───── Dataset records ─────
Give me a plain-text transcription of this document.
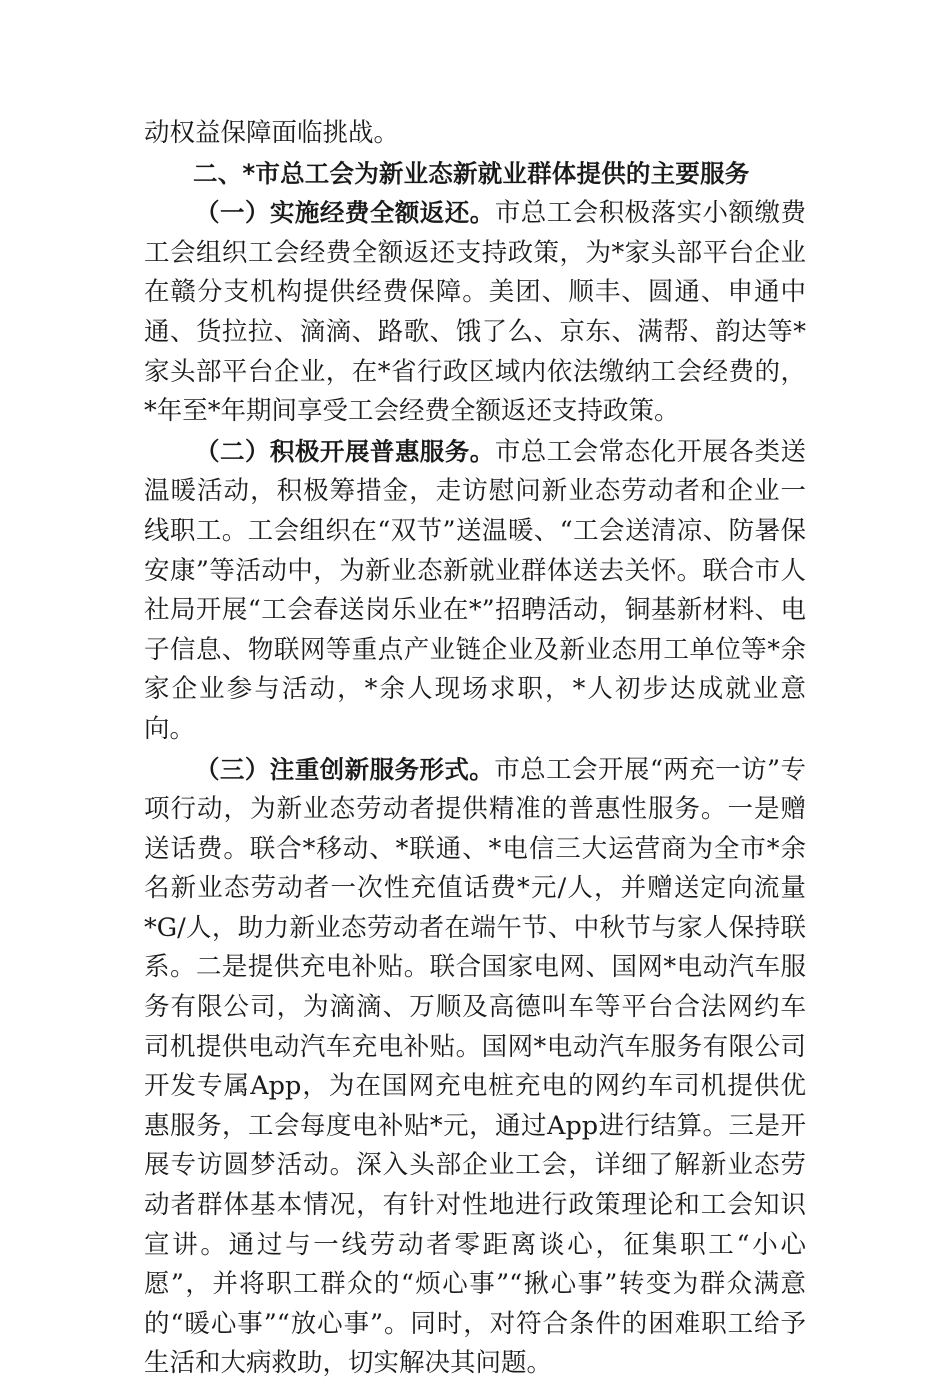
动权益保障面临挑战。

二、*市总工会为新业态新就业群体提供的主要服务

（一）实施经费全额返还。市总工会积极落实小额缴费工会组织工会经费全额返还支持政策，为*家头部平台企业在赣分支机构提供经费保障。美团、顺丰、圆通、申通中通、货拉拉、滴滴、路歌、饿了么、京东、满帮、韵达等*家头部平台企业，在*省行政区域内依法缴纳工会经费的，*年至*年期间享受工会经费全额返还支持政策。

（二）积极开展普惠服务。市总工会常态化开展各类送温暖活动，积极筹措金，走访慰问新业态劳动者和企业一线职工。工会组织在“双节”送温暖、“工会送清凉、防暑保安康”等活动中，为新业态新就业群体送去关怀。联合市人社局开展“工会春送岗乐业在*”招聘活动，铜基新材料、电子信息、物联网等重点产业链企业及新业态用工单位等*余家企业参与活动，*余人现场求职，*人初步达成就业意向。

（三）注重创新服务形式。市总工会开展“两充一访”专项行动，为新业态劳动者提供精准的普惠性服务。一是赠送话费。联合*移动、*联通、*电信三大运营商为全市*余名新业态劳动者一次性充值话费*元/人，并赠送定向流量*G/人，助力新业态劳动者在端午节、中秋节与家人保持联系。二是提供充电补贴。联合国家电网、国网*电动汽车服务有限公司，为滴滴、万顺及高德叫车等平台合法网约车司机提供电动汽车充电补贴。国网*电动汽车服务有限公司开发专属App，为在国网充电桩充电的网约车司机提供优惠服务，工会每度电补贴*元，通过App进行结算。三是开展专访圆梦活动。深入头部企业工会，详细了解新业态劳动者群体基本情况，有针对性地进行政策理论和工会知识宣讲。通过与一线劳动者零距离谈心，征集职工“小心愿”，并将职工群众的“烦心事”“揪心事”转变为群众满意的“暖心事”“放心事”。同时，对符合条件的困难职工给予生活和大病救助，切实解决其问题。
─────
Work to do
Set down the lines of the records above exactly, apart from the pictures.

Response for this exercise
Give me a plain-text transcription of this document.
动权益保障面临挑战。

二、*市总工会为新业态新就业群体提供的主要服务

（一）实施经费全额返还。市总工会积极落实小额缴费工会组织工会经费全额返还支持政策，为*家头部平台企业在赣分支机构提供经费保障。美团、顺丰、圆通、申通中通、货拉拉、滴滴、路歌、饿了么、京东、满帮、韵达等*家头部平台企业，在*省行政区域内依法缴纳工会经费的，*年至*年期间享受工会经费全额返还支持政策。

（二）积极开展普惠服务。市总工会常态化开展各类送温暖活动，积极筹措金，走访慰问新业态劳动者和企业一线职工。工会组织在“双节”送温暖、“工会送清凉、防暑保安康”等活动中，为新业态新就业群体送去关怀。联合市人社局开展“工会春送岗乐业在*”招聘活动，铜基新材料、电子信息、物联网等重点产业链企业及新业态用工单位等*余家企业参与活动，*余人现场求职，*人初步达成就业意向。

（三）注重创新服务形式。市总工会开展“两充一访”专项行动，为新业态劳动者提供精准的普惠性服务。一是赠送话费。联合*移动、*联通、*电信三大运营商为全市*余名新业态劳动者一次性充值话费*元/人，并赠送定向流量*G/人，助力新业态劳动者在端午节、中秋节与家人保持联系。二是提供充电补贴。联合国家电网、国网*电动汽车服务有限公司，为滴滴、万顺及高德叫车等平台合法网约车司机提供电动汽车充电补贴。国网*电动汽车服务有限公司开发专属App，为在国网充电桩充电的网约车司机提供优惠服务，工会每度电补贴*元，通过App进行结算。三是开展专访圆梦活动。深入头部企业工会，详细了解新业态劳动者群体基本情况，有针对性地进行政策理论和工会知识宣讲。通过与一线劳动者零距离谈心，征集职工“小心愿”，并将职工群众的“烦心事”“揪心事”转变为群众满意的“暖心事”“放心事”。同时，对符合条件的困难职工给予生活和大病救助，切实解决其问题。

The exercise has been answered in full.